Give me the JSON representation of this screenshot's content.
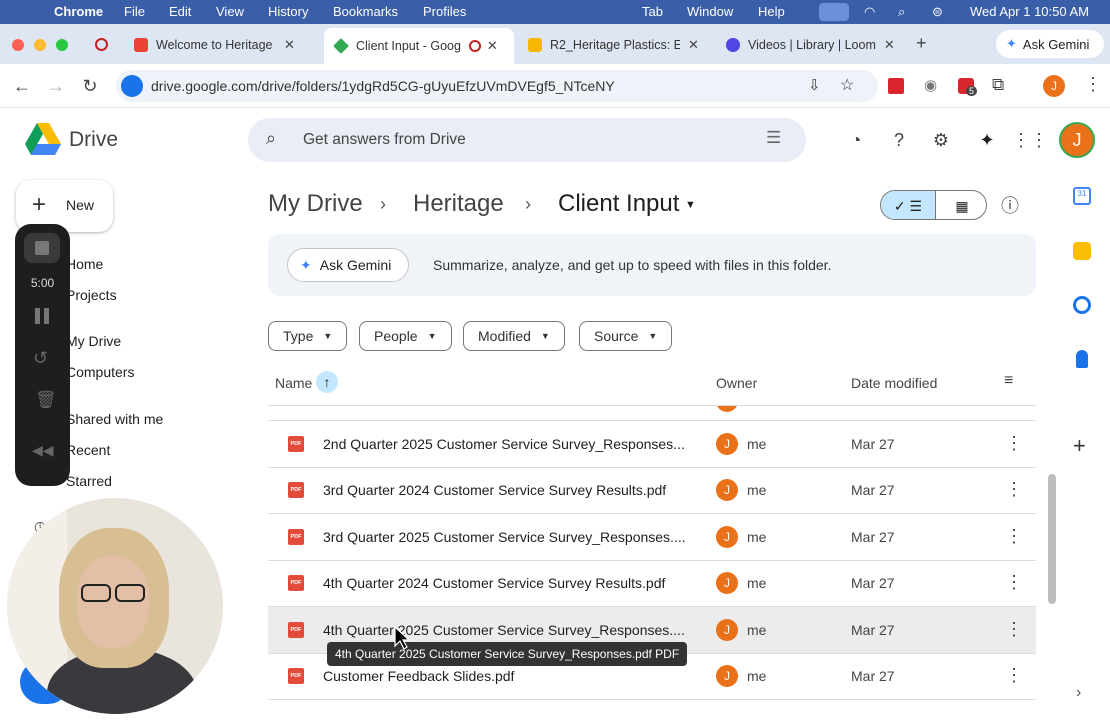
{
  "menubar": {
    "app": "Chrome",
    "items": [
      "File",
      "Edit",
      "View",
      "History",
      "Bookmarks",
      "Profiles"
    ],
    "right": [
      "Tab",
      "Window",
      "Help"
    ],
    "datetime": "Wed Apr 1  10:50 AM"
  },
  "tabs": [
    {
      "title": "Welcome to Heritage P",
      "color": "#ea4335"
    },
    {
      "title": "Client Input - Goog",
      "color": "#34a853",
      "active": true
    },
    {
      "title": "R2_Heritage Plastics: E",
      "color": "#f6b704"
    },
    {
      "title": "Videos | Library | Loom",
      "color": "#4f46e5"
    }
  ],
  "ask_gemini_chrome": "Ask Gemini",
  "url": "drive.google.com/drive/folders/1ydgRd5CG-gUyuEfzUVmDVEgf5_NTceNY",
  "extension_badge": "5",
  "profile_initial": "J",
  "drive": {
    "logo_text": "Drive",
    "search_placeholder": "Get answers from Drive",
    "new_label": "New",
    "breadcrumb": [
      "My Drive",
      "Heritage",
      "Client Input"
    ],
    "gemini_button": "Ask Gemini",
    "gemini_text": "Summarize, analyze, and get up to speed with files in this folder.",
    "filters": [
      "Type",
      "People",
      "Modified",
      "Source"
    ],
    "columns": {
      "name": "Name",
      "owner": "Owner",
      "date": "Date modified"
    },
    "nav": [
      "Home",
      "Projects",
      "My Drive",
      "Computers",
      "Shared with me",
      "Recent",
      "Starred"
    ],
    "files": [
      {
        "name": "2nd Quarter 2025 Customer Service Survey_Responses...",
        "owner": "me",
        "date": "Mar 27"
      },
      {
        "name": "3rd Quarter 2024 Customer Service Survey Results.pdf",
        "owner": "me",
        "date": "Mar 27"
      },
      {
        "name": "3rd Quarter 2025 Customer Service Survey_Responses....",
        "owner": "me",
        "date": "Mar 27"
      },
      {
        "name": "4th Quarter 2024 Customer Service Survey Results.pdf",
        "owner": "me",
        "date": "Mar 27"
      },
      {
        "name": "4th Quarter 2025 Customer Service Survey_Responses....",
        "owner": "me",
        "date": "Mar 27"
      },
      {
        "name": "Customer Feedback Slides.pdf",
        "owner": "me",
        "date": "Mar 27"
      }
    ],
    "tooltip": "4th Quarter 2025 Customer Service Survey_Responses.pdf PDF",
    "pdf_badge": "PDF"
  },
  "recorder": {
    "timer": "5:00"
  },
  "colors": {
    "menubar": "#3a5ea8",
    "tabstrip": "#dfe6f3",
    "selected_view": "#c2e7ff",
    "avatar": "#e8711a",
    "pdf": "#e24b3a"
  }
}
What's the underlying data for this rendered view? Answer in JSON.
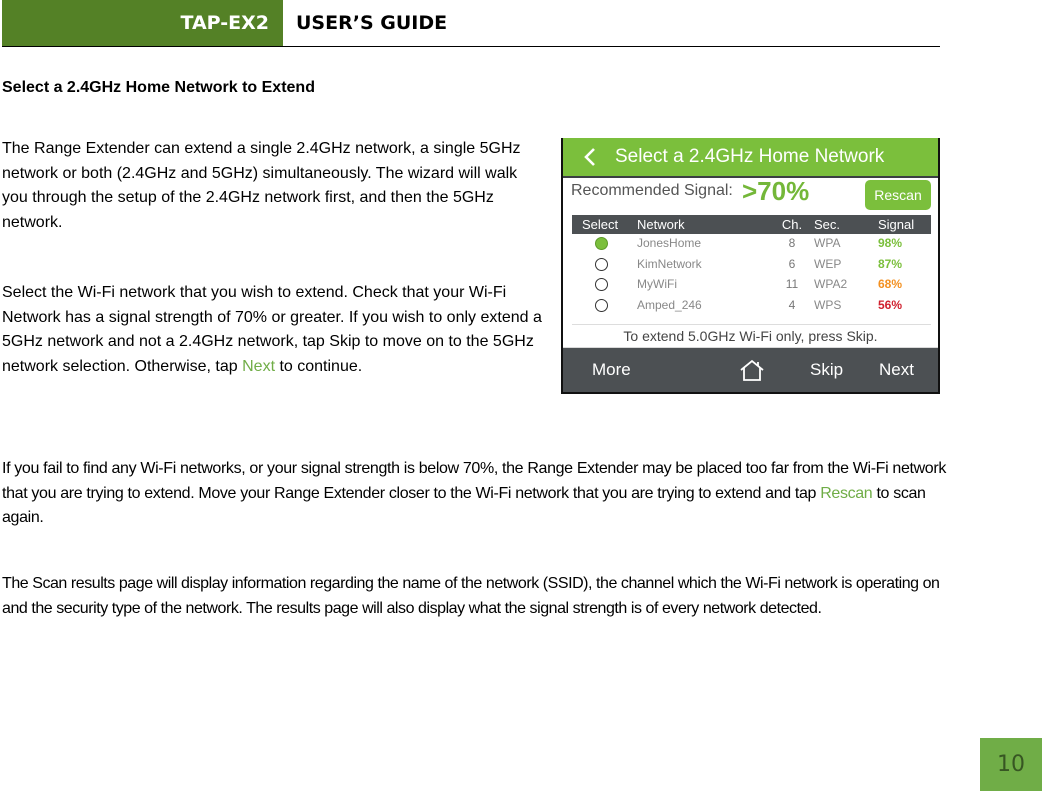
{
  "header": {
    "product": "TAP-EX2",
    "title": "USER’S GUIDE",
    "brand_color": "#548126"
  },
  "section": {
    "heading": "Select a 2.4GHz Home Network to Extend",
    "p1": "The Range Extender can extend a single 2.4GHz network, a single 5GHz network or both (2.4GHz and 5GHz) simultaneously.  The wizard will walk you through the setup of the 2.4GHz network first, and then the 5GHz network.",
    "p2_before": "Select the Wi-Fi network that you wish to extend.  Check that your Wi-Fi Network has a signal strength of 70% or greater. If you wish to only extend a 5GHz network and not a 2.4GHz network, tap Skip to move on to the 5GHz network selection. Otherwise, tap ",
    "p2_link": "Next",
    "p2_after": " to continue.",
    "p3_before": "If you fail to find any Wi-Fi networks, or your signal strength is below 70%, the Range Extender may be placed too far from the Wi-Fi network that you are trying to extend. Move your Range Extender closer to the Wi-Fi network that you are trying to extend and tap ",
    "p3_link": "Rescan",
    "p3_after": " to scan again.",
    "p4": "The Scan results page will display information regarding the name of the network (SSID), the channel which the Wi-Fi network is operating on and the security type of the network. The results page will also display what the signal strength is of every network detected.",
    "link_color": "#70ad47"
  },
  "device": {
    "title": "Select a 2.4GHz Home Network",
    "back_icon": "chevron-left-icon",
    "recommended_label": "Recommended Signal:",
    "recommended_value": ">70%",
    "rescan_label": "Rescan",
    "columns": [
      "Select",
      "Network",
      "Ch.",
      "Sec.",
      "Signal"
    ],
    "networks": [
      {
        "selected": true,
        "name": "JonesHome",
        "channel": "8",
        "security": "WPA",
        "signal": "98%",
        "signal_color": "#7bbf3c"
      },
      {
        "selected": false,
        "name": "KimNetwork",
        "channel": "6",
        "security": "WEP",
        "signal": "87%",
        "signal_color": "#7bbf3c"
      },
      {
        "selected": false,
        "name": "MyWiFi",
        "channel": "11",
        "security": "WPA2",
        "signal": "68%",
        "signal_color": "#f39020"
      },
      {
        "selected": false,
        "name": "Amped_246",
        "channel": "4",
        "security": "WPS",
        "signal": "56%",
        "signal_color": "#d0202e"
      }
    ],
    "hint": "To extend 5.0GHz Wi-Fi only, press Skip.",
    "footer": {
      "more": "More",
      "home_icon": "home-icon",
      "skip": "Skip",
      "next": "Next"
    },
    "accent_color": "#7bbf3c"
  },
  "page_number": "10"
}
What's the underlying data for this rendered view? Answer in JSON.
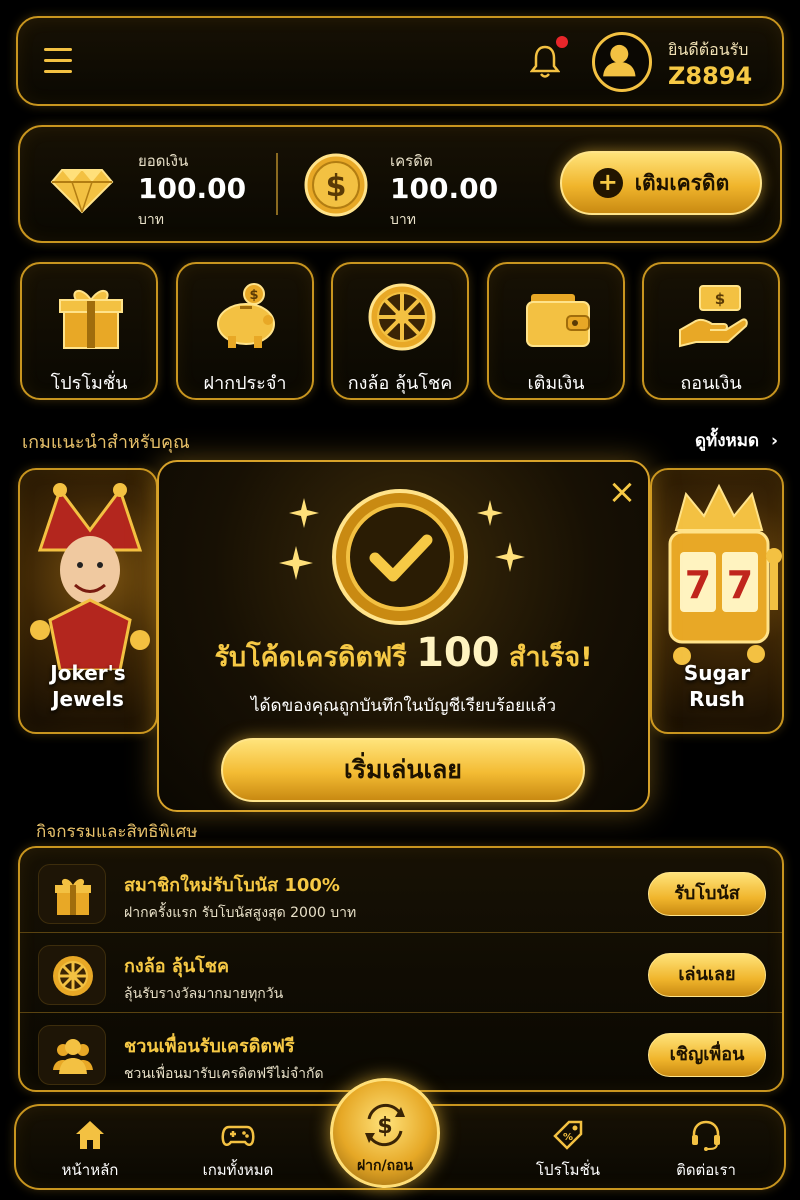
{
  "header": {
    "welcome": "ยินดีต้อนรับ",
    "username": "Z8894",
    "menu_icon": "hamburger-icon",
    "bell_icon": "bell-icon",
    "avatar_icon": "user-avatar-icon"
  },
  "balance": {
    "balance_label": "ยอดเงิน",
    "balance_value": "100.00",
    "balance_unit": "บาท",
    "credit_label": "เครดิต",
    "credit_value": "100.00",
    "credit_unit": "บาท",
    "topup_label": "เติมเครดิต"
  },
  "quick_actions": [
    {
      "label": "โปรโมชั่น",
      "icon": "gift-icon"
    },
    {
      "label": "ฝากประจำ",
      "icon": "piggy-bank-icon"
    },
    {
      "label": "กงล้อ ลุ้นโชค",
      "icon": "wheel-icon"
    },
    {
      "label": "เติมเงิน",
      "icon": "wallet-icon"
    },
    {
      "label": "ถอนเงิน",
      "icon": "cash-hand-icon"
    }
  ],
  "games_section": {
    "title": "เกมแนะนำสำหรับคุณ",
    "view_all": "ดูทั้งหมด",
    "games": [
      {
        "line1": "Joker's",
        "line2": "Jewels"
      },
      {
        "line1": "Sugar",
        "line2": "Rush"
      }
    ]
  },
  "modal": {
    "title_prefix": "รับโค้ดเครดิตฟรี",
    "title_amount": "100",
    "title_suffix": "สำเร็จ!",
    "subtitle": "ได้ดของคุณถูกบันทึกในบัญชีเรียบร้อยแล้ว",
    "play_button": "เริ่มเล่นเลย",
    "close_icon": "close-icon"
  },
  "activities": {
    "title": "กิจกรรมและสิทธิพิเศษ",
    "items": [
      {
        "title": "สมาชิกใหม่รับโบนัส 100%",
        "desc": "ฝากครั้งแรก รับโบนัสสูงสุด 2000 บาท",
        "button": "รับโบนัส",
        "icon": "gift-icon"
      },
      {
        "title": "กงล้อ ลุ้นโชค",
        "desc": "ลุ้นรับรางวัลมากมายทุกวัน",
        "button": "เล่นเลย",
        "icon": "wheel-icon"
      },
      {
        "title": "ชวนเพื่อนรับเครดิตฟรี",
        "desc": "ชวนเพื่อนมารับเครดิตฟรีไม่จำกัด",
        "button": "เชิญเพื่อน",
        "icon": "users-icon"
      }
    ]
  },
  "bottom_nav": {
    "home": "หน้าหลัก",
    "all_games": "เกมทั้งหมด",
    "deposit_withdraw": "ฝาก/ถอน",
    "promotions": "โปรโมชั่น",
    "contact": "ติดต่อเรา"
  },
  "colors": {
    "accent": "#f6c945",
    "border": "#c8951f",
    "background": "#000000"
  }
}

• [TO BE DONE]: Each line containing "only" counts once; state the total number of such lines and nothing else.

• [SOLUTION FOR THIS EXERCISE]: 2